Stated goal:
Transcribe the lines of the records starting with the one that has "What does this" in it and ending with the last, and transcribe nothing else.

Excerpt from a dataset:
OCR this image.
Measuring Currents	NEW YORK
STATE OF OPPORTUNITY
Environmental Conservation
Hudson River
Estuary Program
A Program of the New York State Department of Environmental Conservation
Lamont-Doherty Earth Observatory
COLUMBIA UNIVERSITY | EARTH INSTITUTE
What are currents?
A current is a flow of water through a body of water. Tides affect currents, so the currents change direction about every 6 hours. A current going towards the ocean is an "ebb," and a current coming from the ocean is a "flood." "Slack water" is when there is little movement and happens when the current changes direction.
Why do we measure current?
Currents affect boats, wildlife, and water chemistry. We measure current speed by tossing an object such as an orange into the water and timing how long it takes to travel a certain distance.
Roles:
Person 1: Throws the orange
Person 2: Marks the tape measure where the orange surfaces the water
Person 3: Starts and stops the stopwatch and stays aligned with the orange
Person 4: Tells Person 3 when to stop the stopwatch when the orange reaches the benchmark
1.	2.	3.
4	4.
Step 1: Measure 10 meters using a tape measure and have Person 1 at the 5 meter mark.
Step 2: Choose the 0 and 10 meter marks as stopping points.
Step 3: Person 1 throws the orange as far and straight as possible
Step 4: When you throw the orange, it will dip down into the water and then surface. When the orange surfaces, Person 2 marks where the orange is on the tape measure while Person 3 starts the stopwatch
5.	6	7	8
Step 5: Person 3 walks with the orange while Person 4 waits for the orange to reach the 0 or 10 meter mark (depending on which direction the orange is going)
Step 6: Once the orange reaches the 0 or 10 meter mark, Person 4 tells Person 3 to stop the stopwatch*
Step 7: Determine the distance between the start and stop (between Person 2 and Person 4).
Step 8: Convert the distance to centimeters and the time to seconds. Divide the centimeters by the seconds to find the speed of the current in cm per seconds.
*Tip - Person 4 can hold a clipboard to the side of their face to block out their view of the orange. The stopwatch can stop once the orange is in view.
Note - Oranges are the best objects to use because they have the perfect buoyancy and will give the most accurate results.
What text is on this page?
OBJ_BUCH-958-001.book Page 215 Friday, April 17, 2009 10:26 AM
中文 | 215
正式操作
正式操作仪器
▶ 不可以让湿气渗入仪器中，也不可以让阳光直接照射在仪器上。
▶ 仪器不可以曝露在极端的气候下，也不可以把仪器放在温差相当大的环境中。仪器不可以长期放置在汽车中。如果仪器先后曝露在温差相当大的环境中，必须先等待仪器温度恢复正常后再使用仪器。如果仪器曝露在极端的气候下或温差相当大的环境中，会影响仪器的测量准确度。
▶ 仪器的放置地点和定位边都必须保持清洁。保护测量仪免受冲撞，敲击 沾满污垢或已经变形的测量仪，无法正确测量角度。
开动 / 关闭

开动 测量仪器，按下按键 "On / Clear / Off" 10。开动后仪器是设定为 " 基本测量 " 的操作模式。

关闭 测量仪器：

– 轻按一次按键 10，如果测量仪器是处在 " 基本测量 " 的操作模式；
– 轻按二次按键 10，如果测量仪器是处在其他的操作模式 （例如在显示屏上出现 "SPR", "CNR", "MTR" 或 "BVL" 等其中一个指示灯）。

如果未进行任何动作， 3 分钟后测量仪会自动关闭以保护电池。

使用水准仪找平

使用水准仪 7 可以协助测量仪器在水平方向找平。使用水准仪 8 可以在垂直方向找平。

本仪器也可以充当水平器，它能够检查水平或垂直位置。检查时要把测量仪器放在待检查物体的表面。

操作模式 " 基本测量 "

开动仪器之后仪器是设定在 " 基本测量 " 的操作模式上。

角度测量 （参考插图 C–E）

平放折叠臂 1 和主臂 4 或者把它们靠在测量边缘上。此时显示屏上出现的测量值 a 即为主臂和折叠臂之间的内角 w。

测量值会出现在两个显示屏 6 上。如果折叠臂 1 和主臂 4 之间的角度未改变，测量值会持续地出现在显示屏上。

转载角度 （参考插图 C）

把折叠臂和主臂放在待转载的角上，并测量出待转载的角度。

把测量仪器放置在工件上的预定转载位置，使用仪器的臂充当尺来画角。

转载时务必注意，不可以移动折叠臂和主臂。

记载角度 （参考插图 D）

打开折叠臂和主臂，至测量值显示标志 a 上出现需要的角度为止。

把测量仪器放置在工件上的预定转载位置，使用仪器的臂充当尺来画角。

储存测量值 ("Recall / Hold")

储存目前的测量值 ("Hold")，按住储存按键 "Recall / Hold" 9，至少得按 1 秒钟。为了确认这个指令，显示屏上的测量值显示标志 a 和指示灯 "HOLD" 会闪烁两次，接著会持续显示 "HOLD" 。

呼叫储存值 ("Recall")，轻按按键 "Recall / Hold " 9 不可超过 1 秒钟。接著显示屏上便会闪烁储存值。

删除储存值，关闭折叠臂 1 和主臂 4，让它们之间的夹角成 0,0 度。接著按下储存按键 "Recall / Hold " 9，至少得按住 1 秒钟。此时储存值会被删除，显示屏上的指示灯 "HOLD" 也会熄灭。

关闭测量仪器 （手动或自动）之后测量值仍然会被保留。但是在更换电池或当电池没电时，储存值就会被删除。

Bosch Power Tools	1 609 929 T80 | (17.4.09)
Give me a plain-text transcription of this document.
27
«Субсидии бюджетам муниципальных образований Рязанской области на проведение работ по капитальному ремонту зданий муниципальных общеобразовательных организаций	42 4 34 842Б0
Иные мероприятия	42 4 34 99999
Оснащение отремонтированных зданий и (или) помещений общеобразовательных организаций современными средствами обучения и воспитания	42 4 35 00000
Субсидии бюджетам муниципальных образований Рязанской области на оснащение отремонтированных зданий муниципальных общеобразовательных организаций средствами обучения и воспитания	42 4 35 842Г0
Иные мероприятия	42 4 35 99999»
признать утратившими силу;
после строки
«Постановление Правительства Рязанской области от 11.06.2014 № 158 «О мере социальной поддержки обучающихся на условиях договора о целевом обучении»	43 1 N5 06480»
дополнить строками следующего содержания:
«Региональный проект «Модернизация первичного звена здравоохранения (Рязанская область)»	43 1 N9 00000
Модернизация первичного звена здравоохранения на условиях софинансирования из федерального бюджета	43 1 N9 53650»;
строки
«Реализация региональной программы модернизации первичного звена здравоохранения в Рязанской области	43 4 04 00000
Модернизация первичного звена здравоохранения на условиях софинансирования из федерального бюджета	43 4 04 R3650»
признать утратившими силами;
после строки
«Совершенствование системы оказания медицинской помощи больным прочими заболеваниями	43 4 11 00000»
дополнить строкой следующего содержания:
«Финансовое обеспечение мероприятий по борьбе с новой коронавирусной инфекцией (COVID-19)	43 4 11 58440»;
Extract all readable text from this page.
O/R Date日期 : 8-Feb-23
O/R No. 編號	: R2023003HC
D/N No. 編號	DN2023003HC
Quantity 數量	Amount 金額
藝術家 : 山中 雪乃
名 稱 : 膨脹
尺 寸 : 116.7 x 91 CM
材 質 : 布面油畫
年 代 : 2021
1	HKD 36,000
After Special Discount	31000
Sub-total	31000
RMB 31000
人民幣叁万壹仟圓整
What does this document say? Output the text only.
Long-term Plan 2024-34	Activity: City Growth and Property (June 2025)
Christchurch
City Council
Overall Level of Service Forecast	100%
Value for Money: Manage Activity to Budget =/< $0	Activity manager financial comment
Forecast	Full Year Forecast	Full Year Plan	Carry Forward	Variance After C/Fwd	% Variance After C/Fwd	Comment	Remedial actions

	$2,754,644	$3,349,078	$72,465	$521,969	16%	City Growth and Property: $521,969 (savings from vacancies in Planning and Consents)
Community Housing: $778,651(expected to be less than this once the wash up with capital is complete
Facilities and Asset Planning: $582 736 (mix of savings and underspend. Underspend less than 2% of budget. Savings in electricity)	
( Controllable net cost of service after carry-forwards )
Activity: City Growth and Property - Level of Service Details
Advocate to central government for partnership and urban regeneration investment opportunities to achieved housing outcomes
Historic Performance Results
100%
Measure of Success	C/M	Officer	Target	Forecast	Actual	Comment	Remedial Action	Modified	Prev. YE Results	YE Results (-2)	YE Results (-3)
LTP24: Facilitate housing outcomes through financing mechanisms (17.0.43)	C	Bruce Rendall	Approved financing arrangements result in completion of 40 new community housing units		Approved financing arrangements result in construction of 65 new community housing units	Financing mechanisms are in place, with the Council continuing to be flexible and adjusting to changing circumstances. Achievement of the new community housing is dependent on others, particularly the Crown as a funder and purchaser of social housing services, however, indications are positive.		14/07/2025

Written answer:
What does this document say? Output the text only.
Long-term Plan 2024-34	Activity: City Growth and Property (June 2025)
Christchurch
City Council
Overall Level of Service Forecast	100%
Value for Money: Manage Activity to Budget =/< $0	Activity manager financial comment
Forecast	Full Year Forecast	Full Year Plan	Carry Forward	Variance After C/Fwd	% Variance After C/Fwd	Comment	Remedial actions

	$2,754,644	$3,349,078	$72,465	$521,969	16%	City Growth and Property: $521,969 (savings from vacancies in Planning and Consents)
Community Housing: $778,651(expected to be less than this once the wash up with capital is complete
Facilities and Asset Planning: $582 736 (mix of savings and underspend. Underspend less than 2% of budget. Savings in electricity)	
( Controllable net cost of service after carry-forwards )
Activity: City Growth and Property - Level of Service Details
Advocate to central government for partnership and urban regeneration investment opportunities to achieved housing outcomes
Historic Performance Results
100%
Measure of Success	C/M	Officer	Target	Forecast	Actual	Comment	Remedial Action	Modified	Prev. YE Results	YE Results (-2)	YE Results (-3)
LTP24: Facilitate housing outcomes through financing mechanisms (17.0.43)	C	Bruce Rendall	Approved financing arrangements result in completion of 40 new community housing units		Approved financing arrangements result in construction of 65 new community housing units	Financing mechanisms are in place, with the Council continuing to be flexible and adjusting to changing circumstances. Achievement of the new community housing is dependent on others, particularly the Crown as a funder and purchaser of social housing services, however, indications are positive.		14/07/2025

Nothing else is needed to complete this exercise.